In the records below, find the line containing "Decode this image", then copy that line and all lines after it, exactly, omitting every picture.

● **The input**:
══════════

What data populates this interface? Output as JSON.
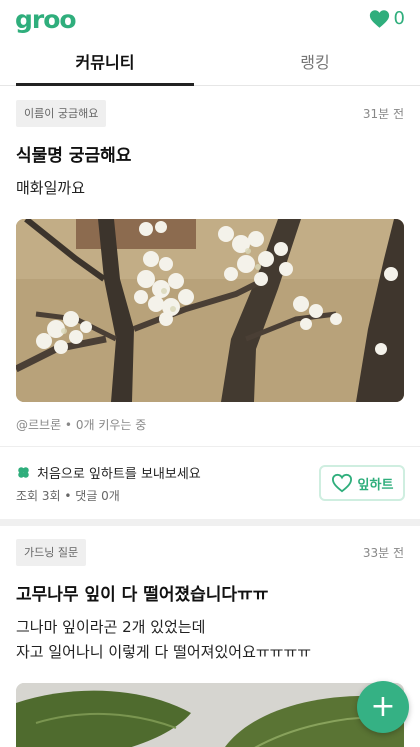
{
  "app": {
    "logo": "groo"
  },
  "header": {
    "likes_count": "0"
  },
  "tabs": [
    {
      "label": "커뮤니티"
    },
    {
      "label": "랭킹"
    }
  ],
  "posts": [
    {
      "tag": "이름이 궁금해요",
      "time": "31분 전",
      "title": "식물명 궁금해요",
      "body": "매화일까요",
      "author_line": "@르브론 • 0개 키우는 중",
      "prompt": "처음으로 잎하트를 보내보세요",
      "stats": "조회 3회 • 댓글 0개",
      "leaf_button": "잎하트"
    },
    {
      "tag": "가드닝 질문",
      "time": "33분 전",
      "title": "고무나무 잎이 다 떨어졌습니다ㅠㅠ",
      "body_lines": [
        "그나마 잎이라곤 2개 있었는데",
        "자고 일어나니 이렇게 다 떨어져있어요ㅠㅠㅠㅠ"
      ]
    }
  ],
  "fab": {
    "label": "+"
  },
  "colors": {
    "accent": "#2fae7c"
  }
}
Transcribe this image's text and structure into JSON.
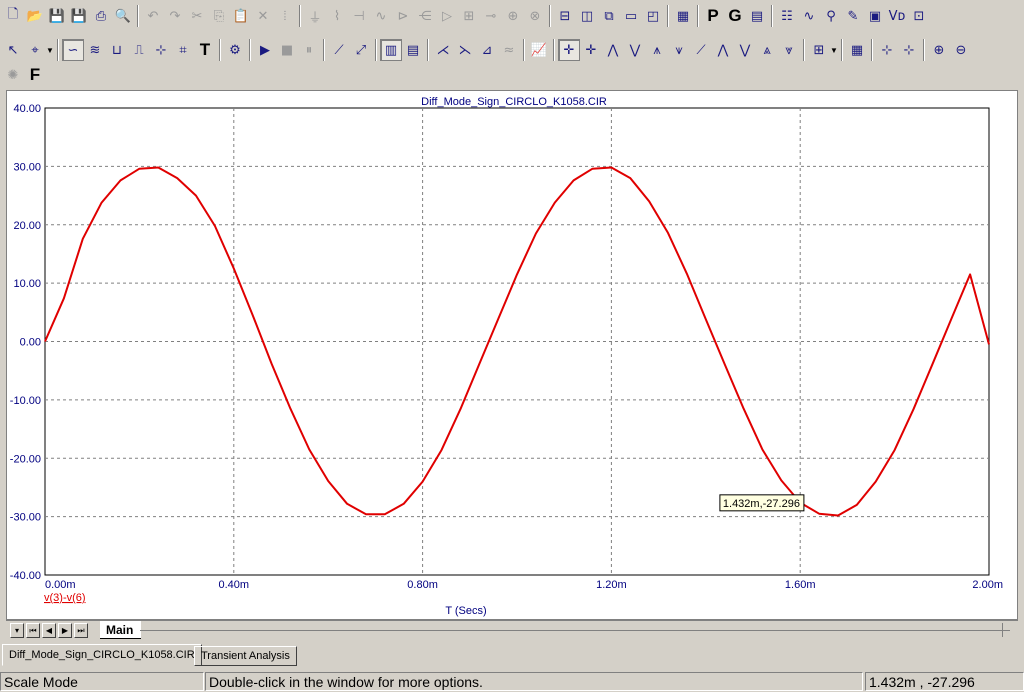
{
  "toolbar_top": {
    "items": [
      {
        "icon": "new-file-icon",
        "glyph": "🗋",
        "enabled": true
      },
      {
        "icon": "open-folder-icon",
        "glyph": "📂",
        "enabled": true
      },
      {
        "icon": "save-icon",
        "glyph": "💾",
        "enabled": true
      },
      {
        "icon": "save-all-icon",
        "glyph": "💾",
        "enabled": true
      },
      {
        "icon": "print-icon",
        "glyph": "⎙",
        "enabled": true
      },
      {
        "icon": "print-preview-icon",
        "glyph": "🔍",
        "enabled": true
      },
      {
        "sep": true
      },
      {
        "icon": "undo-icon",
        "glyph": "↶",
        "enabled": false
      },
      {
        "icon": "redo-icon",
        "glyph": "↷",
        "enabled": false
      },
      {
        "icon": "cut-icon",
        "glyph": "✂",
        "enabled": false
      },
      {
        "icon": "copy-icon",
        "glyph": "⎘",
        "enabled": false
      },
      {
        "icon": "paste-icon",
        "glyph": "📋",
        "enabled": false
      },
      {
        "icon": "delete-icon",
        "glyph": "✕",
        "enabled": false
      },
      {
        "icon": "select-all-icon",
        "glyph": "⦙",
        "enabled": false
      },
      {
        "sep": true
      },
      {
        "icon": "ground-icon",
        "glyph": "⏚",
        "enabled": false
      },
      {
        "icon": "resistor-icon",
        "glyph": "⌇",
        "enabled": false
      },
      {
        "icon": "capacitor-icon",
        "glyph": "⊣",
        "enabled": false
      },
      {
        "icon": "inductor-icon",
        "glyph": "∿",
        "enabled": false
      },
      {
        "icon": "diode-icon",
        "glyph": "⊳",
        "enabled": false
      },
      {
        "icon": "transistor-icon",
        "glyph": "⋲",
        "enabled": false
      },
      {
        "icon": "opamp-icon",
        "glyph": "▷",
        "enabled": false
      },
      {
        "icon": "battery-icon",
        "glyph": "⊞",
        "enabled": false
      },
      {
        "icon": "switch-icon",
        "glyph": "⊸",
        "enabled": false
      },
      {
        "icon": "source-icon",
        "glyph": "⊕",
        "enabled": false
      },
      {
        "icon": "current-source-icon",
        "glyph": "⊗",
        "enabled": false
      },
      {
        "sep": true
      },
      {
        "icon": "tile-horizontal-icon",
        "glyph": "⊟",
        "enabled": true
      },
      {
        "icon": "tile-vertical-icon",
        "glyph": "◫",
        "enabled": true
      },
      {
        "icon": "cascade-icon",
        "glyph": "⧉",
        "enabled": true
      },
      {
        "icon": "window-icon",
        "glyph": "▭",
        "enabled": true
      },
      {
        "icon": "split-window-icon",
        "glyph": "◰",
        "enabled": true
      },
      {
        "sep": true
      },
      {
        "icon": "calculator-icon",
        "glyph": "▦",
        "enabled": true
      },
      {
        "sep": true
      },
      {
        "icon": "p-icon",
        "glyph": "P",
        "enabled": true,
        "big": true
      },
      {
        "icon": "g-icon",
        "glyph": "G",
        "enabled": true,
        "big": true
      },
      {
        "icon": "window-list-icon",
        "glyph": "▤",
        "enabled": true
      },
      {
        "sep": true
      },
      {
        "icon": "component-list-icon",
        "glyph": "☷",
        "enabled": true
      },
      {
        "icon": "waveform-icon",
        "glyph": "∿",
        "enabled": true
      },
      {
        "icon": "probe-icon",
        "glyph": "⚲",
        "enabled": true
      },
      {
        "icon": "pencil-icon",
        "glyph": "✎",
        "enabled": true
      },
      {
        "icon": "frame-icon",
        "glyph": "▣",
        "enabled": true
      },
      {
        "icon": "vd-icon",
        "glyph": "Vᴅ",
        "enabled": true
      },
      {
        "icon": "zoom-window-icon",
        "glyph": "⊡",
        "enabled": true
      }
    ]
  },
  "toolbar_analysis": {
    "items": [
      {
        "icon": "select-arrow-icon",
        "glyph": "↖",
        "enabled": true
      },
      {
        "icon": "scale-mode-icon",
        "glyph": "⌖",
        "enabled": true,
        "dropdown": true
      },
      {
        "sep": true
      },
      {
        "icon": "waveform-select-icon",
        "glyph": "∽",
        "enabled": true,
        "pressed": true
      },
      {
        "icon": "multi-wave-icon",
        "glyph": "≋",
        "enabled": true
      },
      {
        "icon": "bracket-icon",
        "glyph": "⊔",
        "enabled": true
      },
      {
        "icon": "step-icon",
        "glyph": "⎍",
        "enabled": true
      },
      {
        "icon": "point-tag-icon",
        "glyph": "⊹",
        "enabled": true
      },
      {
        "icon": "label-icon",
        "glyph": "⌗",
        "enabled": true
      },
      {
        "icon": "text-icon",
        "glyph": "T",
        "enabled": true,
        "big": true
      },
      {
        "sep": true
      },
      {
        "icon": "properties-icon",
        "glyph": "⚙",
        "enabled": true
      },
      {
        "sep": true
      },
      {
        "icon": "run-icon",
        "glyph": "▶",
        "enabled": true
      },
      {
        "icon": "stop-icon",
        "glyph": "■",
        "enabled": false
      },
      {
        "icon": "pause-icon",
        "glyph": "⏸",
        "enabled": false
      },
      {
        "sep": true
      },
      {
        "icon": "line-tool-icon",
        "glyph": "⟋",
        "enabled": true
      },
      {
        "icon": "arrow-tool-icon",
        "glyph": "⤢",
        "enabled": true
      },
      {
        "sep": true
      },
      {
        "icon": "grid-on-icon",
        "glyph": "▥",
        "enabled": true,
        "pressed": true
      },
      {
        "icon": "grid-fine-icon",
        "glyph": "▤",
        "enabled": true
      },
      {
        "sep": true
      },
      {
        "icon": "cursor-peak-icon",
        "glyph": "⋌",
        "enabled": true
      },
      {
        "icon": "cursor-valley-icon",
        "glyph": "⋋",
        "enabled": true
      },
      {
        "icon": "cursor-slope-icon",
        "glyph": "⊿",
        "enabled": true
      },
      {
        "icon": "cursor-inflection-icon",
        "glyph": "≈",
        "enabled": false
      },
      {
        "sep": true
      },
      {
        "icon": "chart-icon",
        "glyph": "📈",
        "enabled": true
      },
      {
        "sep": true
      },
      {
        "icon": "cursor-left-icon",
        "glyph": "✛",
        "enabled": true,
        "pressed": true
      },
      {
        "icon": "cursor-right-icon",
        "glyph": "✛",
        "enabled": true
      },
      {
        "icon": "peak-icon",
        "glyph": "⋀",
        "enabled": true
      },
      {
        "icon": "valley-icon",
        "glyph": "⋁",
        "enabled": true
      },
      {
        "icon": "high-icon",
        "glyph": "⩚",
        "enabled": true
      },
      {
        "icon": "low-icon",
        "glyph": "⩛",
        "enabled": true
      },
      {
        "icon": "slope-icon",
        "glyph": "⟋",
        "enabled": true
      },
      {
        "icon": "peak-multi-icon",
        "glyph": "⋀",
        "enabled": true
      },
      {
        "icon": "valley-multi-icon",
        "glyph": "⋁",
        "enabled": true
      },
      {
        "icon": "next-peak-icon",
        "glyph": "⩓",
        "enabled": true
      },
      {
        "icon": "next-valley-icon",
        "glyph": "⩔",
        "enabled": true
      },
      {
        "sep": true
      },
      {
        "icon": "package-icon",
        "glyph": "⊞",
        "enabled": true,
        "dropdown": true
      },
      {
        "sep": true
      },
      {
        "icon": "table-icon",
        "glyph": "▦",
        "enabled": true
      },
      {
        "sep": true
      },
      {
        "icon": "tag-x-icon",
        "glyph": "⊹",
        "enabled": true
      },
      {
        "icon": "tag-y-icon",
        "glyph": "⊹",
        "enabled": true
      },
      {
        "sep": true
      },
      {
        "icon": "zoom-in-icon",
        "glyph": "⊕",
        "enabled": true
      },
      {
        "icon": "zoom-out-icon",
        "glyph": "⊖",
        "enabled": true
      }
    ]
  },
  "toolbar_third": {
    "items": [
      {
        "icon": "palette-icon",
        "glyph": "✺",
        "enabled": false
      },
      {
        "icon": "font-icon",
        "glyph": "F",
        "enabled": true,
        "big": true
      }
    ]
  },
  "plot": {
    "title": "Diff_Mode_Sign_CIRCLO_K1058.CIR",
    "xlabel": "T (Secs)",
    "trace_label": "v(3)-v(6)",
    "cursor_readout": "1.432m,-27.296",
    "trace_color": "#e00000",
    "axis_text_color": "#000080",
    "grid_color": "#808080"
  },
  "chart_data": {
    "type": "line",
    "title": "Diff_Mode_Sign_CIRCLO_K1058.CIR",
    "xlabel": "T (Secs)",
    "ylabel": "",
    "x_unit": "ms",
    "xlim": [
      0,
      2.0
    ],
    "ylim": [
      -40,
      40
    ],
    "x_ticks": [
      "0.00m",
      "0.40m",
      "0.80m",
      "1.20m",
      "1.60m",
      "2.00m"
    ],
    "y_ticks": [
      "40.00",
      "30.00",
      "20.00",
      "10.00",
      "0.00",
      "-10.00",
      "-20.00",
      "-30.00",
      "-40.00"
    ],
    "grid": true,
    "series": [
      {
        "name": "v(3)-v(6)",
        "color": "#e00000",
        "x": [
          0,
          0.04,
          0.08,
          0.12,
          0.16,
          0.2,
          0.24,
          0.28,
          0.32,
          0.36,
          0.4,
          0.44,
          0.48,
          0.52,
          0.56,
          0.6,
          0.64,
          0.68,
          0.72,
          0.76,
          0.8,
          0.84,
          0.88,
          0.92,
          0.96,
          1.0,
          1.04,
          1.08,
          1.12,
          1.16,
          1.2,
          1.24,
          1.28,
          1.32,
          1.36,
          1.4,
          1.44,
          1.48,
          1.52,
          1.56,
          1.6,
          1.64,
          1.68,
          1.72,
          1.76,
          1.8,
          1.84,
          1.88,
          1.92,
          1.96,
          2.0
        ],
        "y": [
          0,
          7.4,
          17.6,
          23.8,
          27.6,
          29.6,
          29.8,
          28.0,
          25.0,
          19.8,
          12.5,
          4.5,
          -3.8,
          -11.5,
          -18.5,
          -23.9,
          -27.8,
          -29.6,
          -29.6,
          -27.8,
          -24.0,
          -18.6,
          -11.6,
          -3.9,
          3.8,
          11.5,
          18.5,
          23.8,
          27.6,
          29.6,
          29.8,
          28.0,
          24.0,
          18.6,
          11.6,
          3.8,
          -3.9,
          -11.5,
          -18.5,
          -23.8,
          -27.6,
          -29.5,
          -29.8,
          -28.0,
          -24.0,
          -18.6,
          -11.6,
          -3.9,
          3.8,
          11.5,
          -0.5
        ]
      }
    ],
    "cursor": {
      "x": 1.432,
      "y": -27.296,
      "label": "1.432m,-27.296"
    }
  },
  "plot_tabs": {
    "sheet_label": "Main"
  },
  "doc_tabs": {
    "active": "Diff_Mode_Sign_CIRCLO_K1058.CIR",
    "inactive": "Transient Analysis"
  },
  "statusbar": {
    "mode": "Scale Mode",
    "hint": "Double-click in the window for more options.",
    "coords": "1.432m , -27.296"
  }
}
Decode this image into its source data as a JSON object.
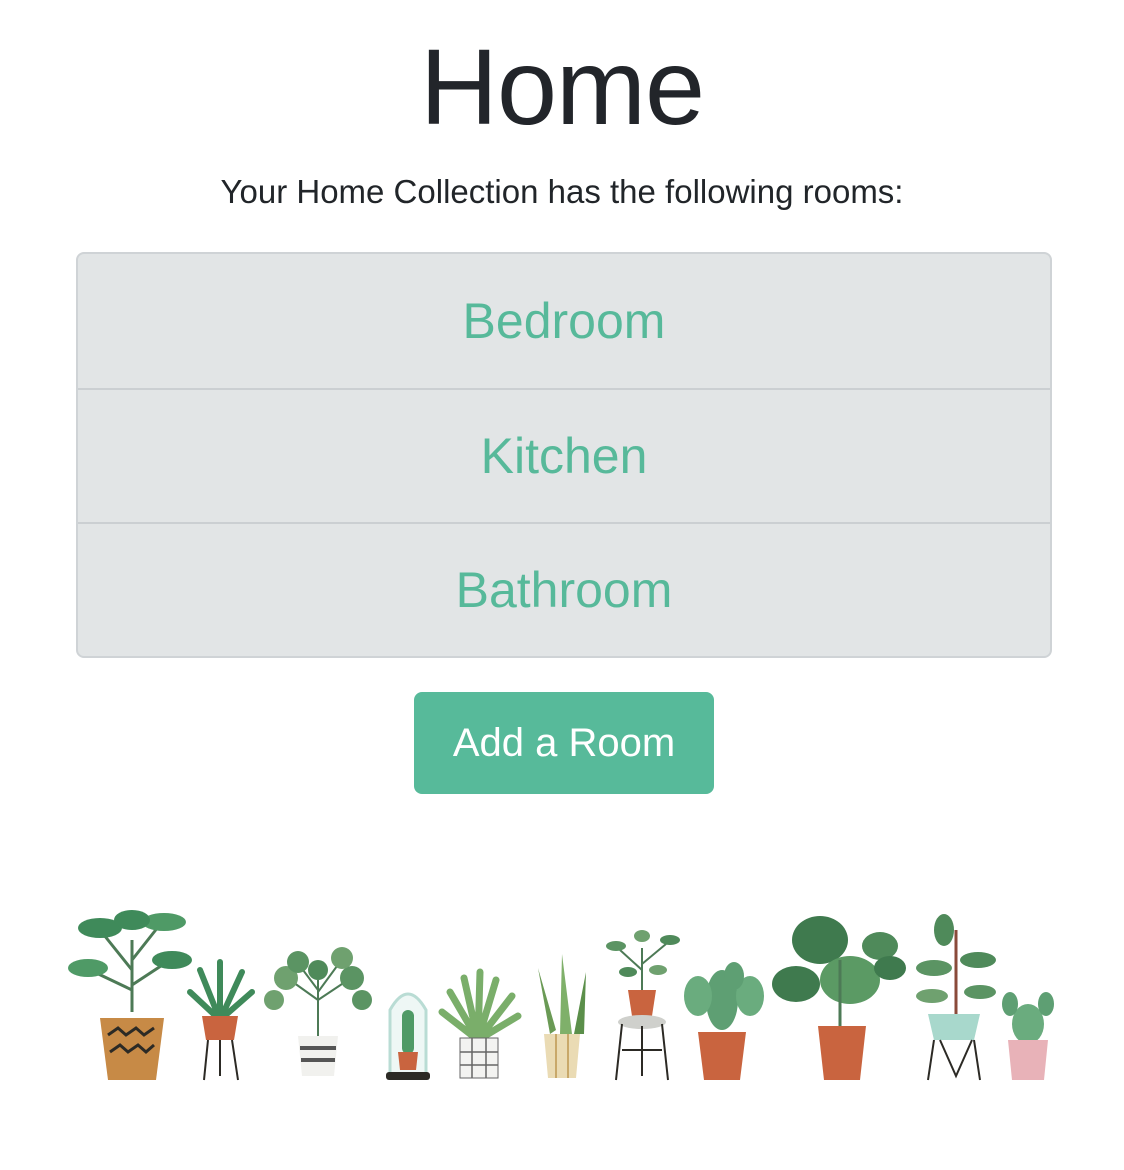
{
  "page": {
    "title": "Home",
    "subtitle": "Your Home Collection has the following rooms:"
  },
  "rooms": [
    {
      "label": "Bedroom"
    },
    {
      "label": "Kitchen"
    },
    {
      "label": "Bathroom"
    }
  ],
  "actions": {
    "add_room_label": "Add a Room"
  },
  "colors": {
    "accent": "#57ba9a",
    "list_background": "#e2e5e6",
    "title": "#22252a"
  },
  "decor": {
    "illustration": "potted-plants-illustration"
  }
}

══════════

● **Written answer**:
Decode this image into its source data as a JSON object.
{
  "page": {
    "title": "Home",
    "subtitle": "Your Home Collection has the following rooms:"
  },
  "rooms": [
    {
      "label": "Bedroom"
    },
    {
      "label": "Kitchen"
    },
    {
      "label": "Bathroom"
    }
  ],
  "actions": {
    "add_room_label": "Add a Room"
  },
  "colors": {
    "accent": "#57ba9a",
    "list_background": "#e2e5e6",
    "title": "#22252a"
  },
  "decor": {
    "illustration": "potted-plants-illustration"
  }
}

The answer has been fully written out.